WORK TO DO >> Repeat the material below exactly, with no pictures.
Begin INFORMATION PROVIDED
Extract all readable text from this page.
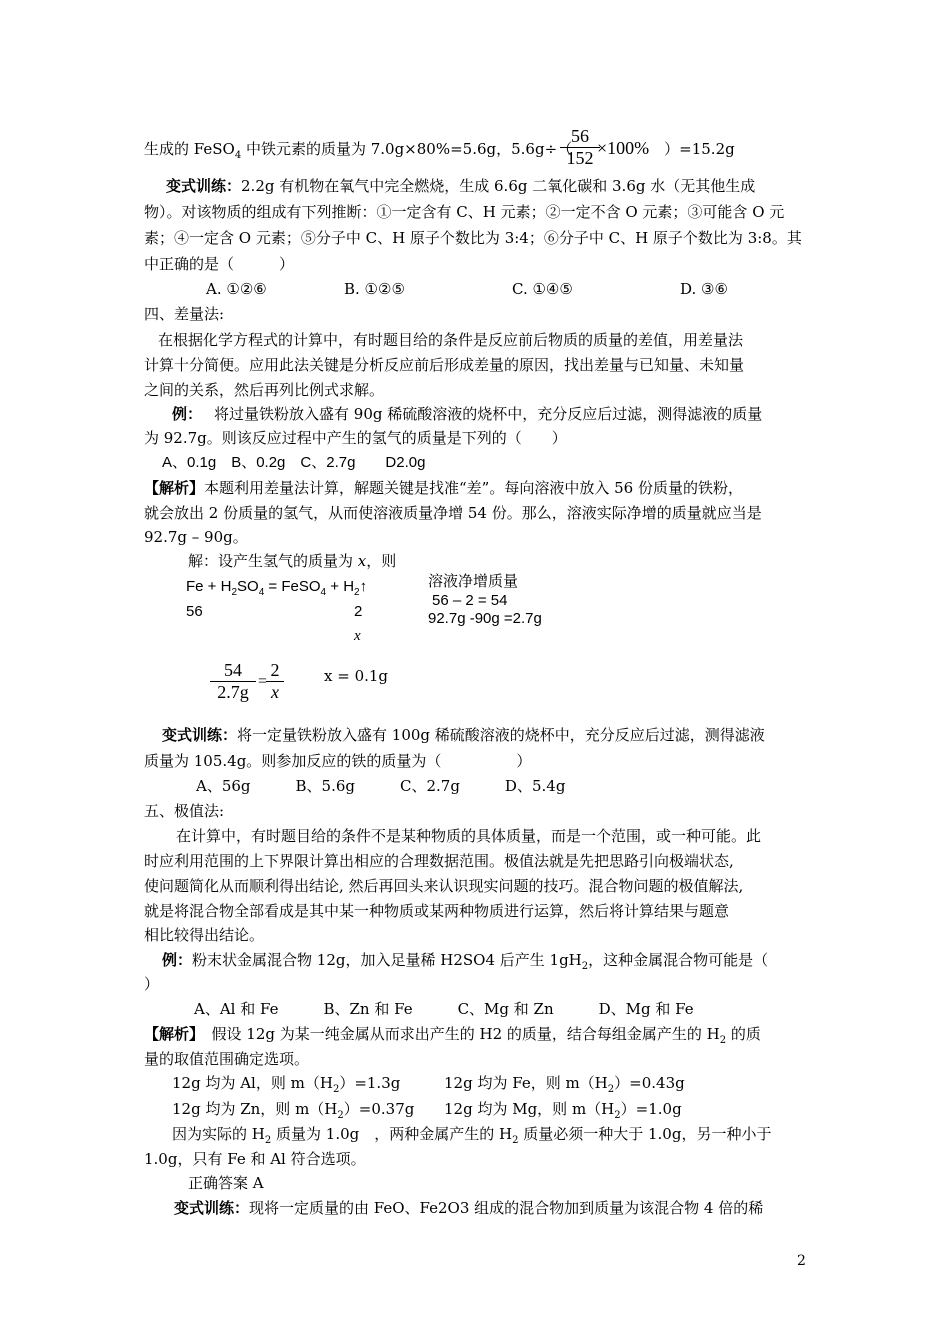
生成的 FeSO$_4$ 中铁元素的质量为 7.0g×80%=5.6g，5.6g÷（	）=15.2g
$\frac{56}{152}$
×100%
变式训练：2.2g 有机物在氧气中完全燃烧，生成 6.6g 二氧化碳和 3.6g 水（无其他生成
物）。对该物质的组成有下列推断：①一定含有 C、H 元素；②一定不含 O 元素；③可能含 O 元
素；④一定含 O 元素；⑤分子中 C、H 原子个数比为 3:4；⑥分子中 C、H 原子个数比为 3:8。其
中正确的是（　　　）
A. ①②⑥	B. ①②⑤	C. ①④⑤	D. ③⑥
四、差量法:
在根据化学方程式的计算中，有时题目给的条件是反应前后物质的质量的差值，用差量法
计算十分简便。应用此法关键是分析反应前后形成差量的原因，找出差量与已知量、未知量
之间的关系，然后再列比例式求解。
例： 将过量铁粉放入盛有 90g 稀硫酸溶液的烧杯中，充分反应后过滤，测得滤液的质量
为 92.7g。则该反应过程中产生的氢气的质量是下列的（　　）
A、0.1g　B、0.2g　C、2.7g　　D2.0g
【解析】本题利用差量法计算，解题关键是找准“差”。每向溶液中放入 56 份质量的铁粉，
就会放出 2 份质量的氢气，从而使溶液质量净增 54 份。那么，溶液实际净增的质量就应当是
92.7g – 90g。
解：设产生氢气的质量为 x，则
$Fe + H_2SO_4$ = FeSO$_4$ + $H_2↑$
56	2
x
溶液净增质量
56 – 2 = 54
92.7g -90g =2.7g
$\frac{54}{2.7g}$ =
$\frac{2}{x}$	x = 0.1g
变式训练：将一定量铁粉放入盛有 100g 稀硫酸溶液的烧杯中，充分反应后过滤，测得滤液
质量为 105.4g。则参加反应的铁的质量为（　　　　　）
A、56g　　　B、5.6g　　　C、2.7g　　　D、5.4g
五、极值法:
在计算中，有时题目给的条件不是某种物质的具体质量，而是一个范围，或一种可能。此
时应利用范围的上下界限计算出相应的合理数据范围。极值法就是先把思路引向极端状态,
使问题简化从而顺利得出结论, 然后再回头来认识现实问题的技巧。混合物问题的极值解法,
就是将混合物全部看成是其中某一种物质或某两种物质进行运算，然后将计算结果与题意
相比较得出结论。
例：粉末状金属混合物 12g，加入足量稀 H2SO4 后产生 $1gH_2$，这种金属混合物可能是（
）
A、Al 和 Fe　　　B、Zn 和 Fe　　　C、Mg 和 Zn　　　D、Mg 和 Fe
【解析】　假设 12g 为某一纯金属从而求出产生的 H2 的质量，结合每组金属产生的 $H_2$ 的质
量的取值范围确定选项。
12g 均为 Al，则 $m(H_2)=1.3g$	12g 均为 Fe，则 $m(H_2)=0.43g$
12g 均为 Zn，则 $m(H_2)=0.37g$ 12g 均为 Mg，则 $m(H_2)=1.0g$
因为实际的 $H_2$ 质量为 1.0g　，两种金属产生的 $H_2$ 质量必须一种大于 1.0g，另一种小于
1.0g，只有 Fe 和 Al 符合选项。
正确答案 A
变式训练：现将一定质量的由 FeO、Fe2O3 组成的混合物加到质量为该混合物 4 倍的稀
2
End INFORMATION PROVIDED
ANSWER TO THE TASK >>
Extract all readable text from this page.
生成的 FeSO$_4$ 中铁元素的质量为 7.0g×80%=5.6g，5.6g÷（	）=15.2g
$\frac{56}{152}$
×100%
变式训练：2.2g 有机物在氧气中完全燃烧，生成 6.6g 二氧化碳和 3.6g 水（无其他生成
物）。对该物质的组成有下列推断：①一定含有 C、H 元素；②一定不含 O 元素；③可能含 O 元
素；④一定含 O 元素；⑤分子中 C、H 原子个数比为 3:4；⑥分子中 C、H 原子个数比为 3:8。其
中正确的是（　　　）
A. ①②⑥	B. ①②⑤	C. ①④⑤	D. ③⑥
四、差量法:
在根据化学方程式的计算中，有时题目给的条件是反应前后物质的质量的差值，用差量法
计算十分简便。应用此法关键是分析反应前后形成差量的原因，找出差量与已知量、未知量
之间的关系，然后再列比例式求解。
例： 将过量铁粉放入盛有 90g 稀硫酸溶液的烧杯中，充分反应后过滤，测得滤液的质量
为 92.7g。则该反应过程中产生的氢气的质量是下列的（　　）
A、0.1g　B、0.2g　C、2.7g　　D2.0g
【解析】本题利用差量法计算，解题关键是找准“差”。每向溶液中放入 56 份质量的铁粉，
就会放出 2 份质量的氢气，从而使溶液质量净增 54 份。那么，溶液实际净增的质量就应当是
92.7g – 90g。
解：设产生氢气的质量为 x，则
$Fe + H_2SO_4$ = FeSO$_4$ + $H_2↑$
56	2
x
溶液净增质量
56 – 2 = 54
92.7g -90g =2.7g
$\frac{54}{2.7g}$ =
$\frac{2}{x}$	x = 0.1g
变式训练：将一定量铁粉放入盛有 100g 稀硫酸溶液的烧杯中，充分反应后过滤，测得滤液
质量为 105.4g。则参加反应的铁的质量为（　　　　　）
A、56g　　　B、5.6g　　　C、2.7g　　　D、5.4g
五、极值法:
在计算中，有时题目给的条件不是某种物质的具体质量，而是一个范围，或一种可能。此
时应利用范围的上下界限计算出相应的合理数据范围。极值法就是先把思路引向极端状态,
使问题简化从而顺利得出结论, 然后再回头来认识现实问题的技巧。混合物问题的极值解法,
就是将混合物全部看成是其中某一种物质或某两种物质进行运算，然后将计算结果与题意
相比较得出结论。
例：粉末状金属混合物 12g，加入足量稀 H2SO4 后产生 $1gH_2$，这种金属混合物可能是（
）
A、Al 和 Fe　　　B、Zn 和 Fe　　　C、Mg 和 Zn　　　D、Mg 和 Fe
【解析】　假设 12g 为某一纯金属从而求出产生的 H2 的质量，结合每组金属产生的 $H_2$ 的质
量的取值范围确定选项。
12g 均为 Al，则 $m(H_2)=1.3g$	12g 均为 Fe，则 $m(H_2)=0.43g$
12g 均为 Zn，则 $m(H_2)=0.37g$ 12g 均为 Mg，则 $m(H_2)=1.0g$
因为实际的 $H_2$ 质量为 1.0g　，两种金属产生的 $H_2$ 质量必须一种大于 1.0g，另一种小于
1.0g，只有 Fe 和 Al 符合选项。
正确答案 A
变式训练：现将一定质量的由 FeO、Fe2O3 组成的混合物加到质量为该混合物 4 倍的稀
2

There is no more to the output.